Records that describe figures

★ ★ ★ ★ ★ ★ ★

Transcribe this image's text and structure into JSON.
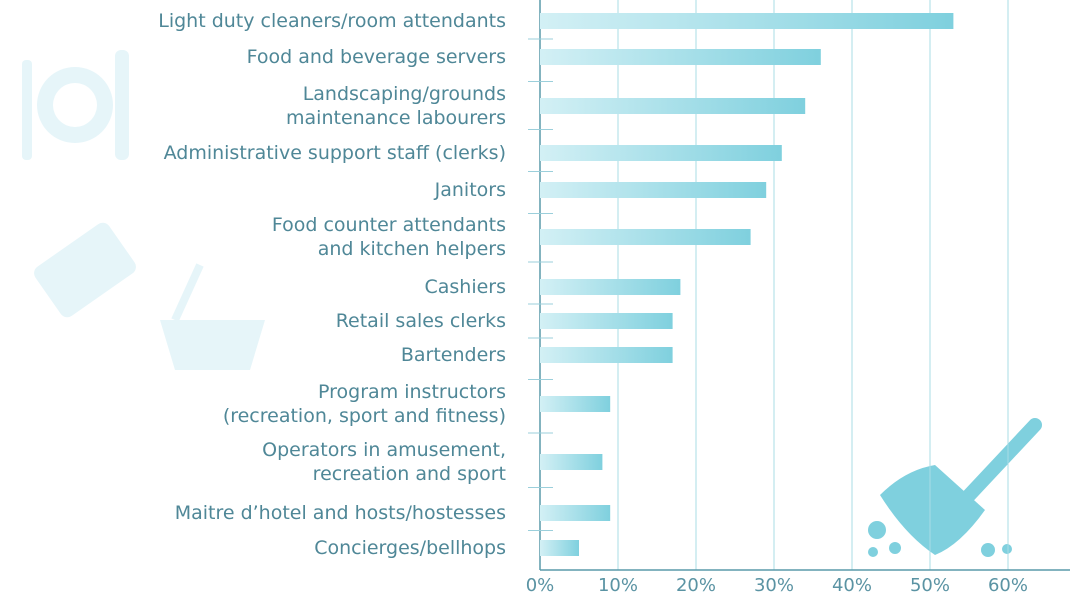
{
  "chart_data": {
    "type": "bar",
    "orientation": "horizontal",
    "categories": [
      "Light duty cleaners/room attendants",
      "Food and beverage servers",
      "Landscaping/grounds\nmaintenance labourers",
      "Administrative support staff (clerks)",
      "Janitors",
      "Food counter attendants\nand kitchen helpers",
      "Cashiers",
      "Retail sales clerks",
      "Bartenders",
      "Program instructors\n(recreation, sport and fitness)",
      "Operators in amusement,\nrecreation and sport",
      "Maitre d’hotel and hosts/hostesses",
      "Concierges/bellhops"
    ],
    "values": [
      53,
      36,
      34,
      31,
      29,
      27,
      18,
      17,
      17,
      9,
      8,
      9,
      5
    ],
    "color": "#7fd0de",
    "xlim": [
      0,
      68
    ],
    "xticks": [
      {
        "value": 0,
        "label": "0%"
      },
      {
        "value": 10,
        "label": "10%"
      },
      {
        "value": 20,
        "label": "20%"
      },
      {
        "value": 30,
        "label": "30%"
      },
      {
        "value": 40,
        "label": "40%"
      },
      {
        "value": 50,
        "label": "50%"
      },
      {
        "value": 60,
        "label": "60%"
      }
    ],
    "grid": true
  }
}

★ ★ ★ ★ ★ ★ ★

» Your instructions: Without the pictures, retype the whole of the material above exactly.

» Answer to the task:
Transcribe this image's text and structure into JSON.
{
  "chart_data": {
    "type": "bar",
    "orientation": "horizontal",
    "categories": [
      "Light duty cleaners/room attendants",
      "Food and beverage servers",
      "Landscaping/grounds\nmaintenance labourers",
      "Administrative support staff (clerks)",
      "Janitors",
      "Food counter attendants\nand kitchen helpers",
      "Cashiers",
      "Retail sales clerks",
      "Bartenders",
      "Program instructors\n(recreation, sport and fitness)",
      "Operators in amusement,\nrecreation and sport",
      "Maitre d’hotel and hosts/hostesses",
      "Concierges/bellhops"
    ],
    "values": [
      53,
      36,
      34,
      31,
      29,
      27,
      18,
      17,
      17,
      9,
      8,
      9,
      5
    ],
    "color": "#7fd0de",
    "xlim": [
      0,
      68
    ],
    "xticks": [
      {
        "value": 0,
        "label": "0%"
      },
      {
        "value": 10,
        "label": "10%"
      },
      {
        "value": 20,
        "label": "20%"
      },
      {
        "value": 30,
        "label": "30%"
      },
      {
        "value": 40,
        "label": "40%"
      },
      {
        "value": 50,
        "label": "50%"
      },
      {
        "value": 60,
        "label": "60%"
      }
    ],
    "grid": true
  }
}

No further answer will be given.